SHORT PROBLEM: Search the material for the string "rækkehuse", then return every line where it is found.

PROVIDED DATA:
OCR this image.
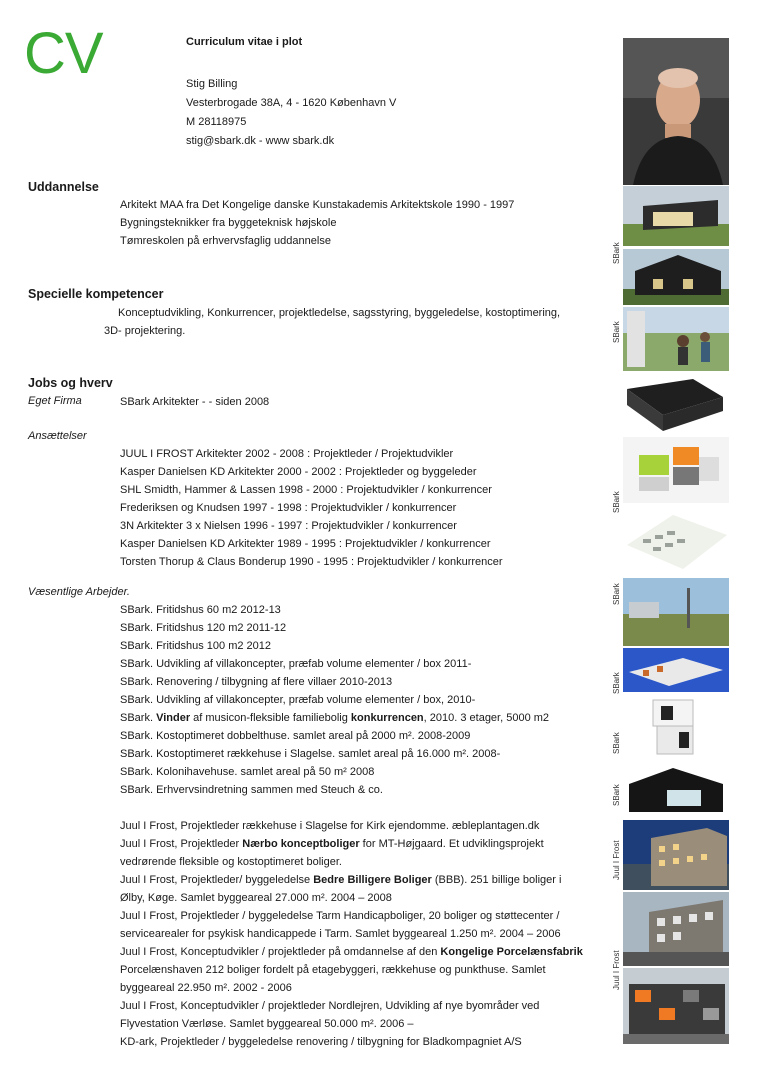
CV	Curriculum vitae i plot
Stig Billing
Vesterbrogade 38A, 4 - 1620 København V
M 28118975
stig@sbark.dk - www sbark.dk
Uddannelse
Arkitekt MAA fra Det Kongelige danske Kunstakademis Arkitektskole 1990 - 1997
Bygningsteknikker fra byggeteknisk højskole
Tømreskolen på erhvervsfaglig uddannelse
Specielle kompetencer
Konceptudvikling, Konkurrencer, projektledelse, sagsstyring, byggeledelse, kostoptimering,
3D- projektering.
Jobs og hverv
Eget Firma	SBark Arkitekter - - siden 2008
Ansættelser
JUUL I FROST Arkitekter 2002 - 2008 : Projektleder / Projektudvikler
Kasper Danielsen KD Arkitekter 2000 - 2002 : Projektleder og byggeleder
SHL Smidth, Hammer & Lassen 1998 - 2000 : Projektudvikler / konkurrencer
Frederiksen og Knudsen 1997 - 1998 : Projektudvikler / konkurrencer
3N Arkitekter 3 x Nielsen 1996 - 1997 : Projektudvikler / konkurrencer
Kasper Danielsen KD Arkitekter 1989 - 1995 : Projektudvikler / konkurrencer
Torsten Thorup & Claus Bonderup 1990 - 1995 : Projektudvikler / konkurrencer
Væsentlige Arbejder.
SBark. Fritidshus 60 m2 2012-13
SBark. Fritidshus 120 m2 2011-12
SBark. Fritidshus 100 m2 2012
SBark. Udvikling af villakoncepter, præfab volume elementer / box 2011-
SBark. Renovering / tilbygning af flere villaer 2010-2013
SBark. Udvikling af villakoncepter, præfab volume elementer / box, 2010-
SBark. Vinder af musicon-fleksible familiebolig konkurrencen, 2010. 3 etager, 5000 m2
SBark. Kostoptimeret dobbelthuse. samlet areal på 2000 m². 2008-2009
SBark. Kostoptimeret rækkehuse i Slagelse. samlet areal på 16.000 m². 2008-
SBark. Kolonihavehuse. samlet areal på 50 m² 2008
SBark. Erhvervsindretning sammen med Steuch & co.
Juul I Frost, Projektleder rækkehuse i Slagelse for Kirk ejendomme. æbleplantagen.dk
Juul I Frost, Projektleder Nærbo konceptboliger for MT-Højgaard. Et udviklingsprojekt
vedrørende fleksible og kostoptimeret boliger.
Juul I Frost, Projektleder/ byggeledelse Bedre Billigere Boliger (BBB). 251 billige boliger i
Ølby, Køge. Samlet byggeareal 27.000 m². 2004 – 2008
Juul I Frost, Projektleder / byggeledelse Tarm Handicapboliger, 20 boliger og støttecenter /
servicearealer for psykisk handicappede i Tarm. Samlet byggeareal 1.250 m². 2004 – 2006
Juul I Frost, Konceptudvikler / projektleder på omdannelse af den Kongelige Porcelænsfabrik
Porcelænshaven 212 boliger fordelt på etagebyggeri, rækkehuse og punkthuse. Samlet
byggeareal 22.950 m². 2002 - 2006
Juul I Frost, Konceptudvikler / projektleder Nordlejren, Udvikling af nye byområder ved
Flyvestation Værløse. Samlet byggeareal 50.000 m². 2006 –
KD-ark, Projektleder / byggeledelse renovering / tilbygning for Bladkompagniet A/S
SBark
SBark
SBark
SBark
SBark
SBark
SBark
Juul I Frost
Juul I Frost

CORRECT RESPONSE:
SBark. Kostoptimeret rækkehuse i Slagelse. samlet areal på 16.000 m². 2008-
Juul I Frost, Projektleder rækkehuse i Slagelse for Kirk ejendomme. æbleplantagen.dk
Porcelænshaven 212 boliger fordelt på etagebyggeri, rækkehuse og punkthuse. Samlet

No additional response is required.